• [Exercise task]: In the entries below, count every line with the string "在线考试管理". State the count and nothing else.

• [Supplied records]:

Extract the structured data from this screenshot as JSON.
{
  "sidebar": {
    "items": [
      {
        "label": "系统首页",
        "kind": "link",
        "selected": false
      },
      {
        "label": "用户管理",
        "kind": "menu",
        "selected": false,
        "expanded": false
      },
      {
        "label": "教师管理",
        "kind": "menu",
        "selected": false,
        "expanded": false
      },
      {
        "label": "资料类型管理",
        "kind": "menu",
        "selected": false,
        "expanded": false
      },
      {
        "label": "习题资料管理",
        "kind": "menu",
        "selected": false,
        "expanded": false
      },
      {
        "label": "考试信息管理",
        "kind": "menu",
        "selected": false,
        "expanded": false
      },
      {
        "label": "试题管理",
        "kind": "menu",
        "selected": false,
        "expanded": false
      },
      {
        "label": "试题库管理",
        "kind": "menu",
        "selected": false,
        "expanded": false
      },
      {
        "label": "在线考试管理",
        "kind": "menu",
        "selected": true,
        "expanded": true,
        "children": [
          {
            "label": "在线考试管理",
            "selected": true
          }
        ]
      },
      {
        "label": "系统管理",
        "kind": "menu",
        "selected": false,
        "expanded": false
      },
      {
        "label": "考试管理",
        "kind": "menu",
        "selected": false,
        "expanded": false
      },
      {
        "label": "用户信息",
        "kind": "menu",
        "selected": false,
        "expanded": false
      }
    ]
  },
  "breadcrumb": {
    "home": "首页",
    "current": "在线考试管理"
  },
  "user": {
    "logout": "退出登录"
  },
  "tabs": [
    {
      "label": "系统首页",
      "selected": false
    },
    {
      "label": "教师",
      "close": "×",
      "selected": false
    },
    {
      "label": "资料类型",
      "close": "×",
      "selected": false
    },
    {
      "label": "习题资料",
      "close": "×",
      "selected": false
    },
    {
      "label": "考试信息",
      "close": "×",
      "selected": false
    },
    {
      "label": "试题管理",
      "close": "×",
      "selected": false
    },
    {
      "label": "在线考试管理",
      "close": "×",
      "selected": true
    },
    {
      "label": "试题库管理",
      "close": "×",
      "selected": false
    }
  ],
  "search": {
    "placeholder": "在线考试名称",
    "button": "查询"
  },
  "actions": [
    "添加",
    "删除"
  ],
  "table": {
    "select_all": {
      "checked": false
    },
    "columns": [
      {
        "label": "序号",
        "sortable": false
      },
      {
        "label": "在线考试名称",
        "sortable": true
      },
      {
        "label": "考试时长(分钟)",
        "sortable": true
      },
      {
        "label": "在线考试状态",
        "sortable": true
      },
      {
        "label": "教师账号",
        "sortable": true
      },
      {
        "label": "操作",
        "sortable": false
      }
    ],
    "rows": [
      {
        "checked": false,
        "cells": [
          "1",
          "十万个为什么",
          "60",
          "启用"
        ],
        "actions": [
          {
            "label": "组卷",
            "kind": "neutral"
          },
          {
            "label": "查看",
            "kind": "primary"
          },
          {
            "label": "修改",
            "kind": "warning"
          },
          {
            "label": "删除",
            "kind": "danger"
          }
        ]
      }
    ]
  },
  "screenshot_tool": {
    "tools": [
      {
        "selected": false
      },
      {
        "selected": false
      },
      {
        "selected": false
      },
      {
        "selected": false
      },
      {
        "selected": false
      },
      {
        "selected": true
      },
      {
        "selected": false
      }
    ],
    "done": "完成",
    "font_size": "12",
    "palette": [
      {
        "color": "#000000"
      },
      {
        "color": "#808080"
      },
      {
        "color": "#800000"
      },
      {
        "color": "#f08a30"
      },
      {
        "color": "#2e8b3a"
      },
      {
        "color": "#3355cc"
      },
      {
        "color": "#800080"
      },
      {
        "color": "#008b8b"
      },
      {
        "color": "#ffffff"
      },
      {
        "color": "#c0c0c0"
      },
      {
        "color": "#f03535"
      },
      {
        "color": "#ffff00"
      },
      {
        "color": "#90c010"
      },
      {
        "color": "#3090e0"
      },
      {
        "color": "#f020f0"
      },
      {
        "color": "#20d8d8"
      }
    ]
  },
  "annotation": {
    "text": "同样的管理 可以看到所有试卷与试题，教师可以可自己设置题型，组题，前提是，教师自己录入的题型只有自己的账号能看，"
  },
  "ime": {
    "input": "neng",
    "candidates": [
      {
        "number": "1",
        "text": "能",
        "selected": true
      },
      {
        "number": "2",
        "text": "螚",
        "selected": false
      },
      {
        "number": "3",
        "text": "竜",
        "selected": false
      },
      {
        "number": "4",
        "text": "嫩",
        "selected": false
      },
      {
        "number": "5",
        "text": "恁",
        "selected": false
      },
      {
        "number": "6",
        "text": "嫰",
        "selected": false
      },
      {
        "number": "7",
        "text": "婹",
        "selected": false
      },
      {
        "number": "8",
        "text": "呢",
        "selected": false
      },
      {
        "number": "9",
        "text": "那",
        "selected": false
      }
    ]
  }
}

• [Solution to the problem]: 4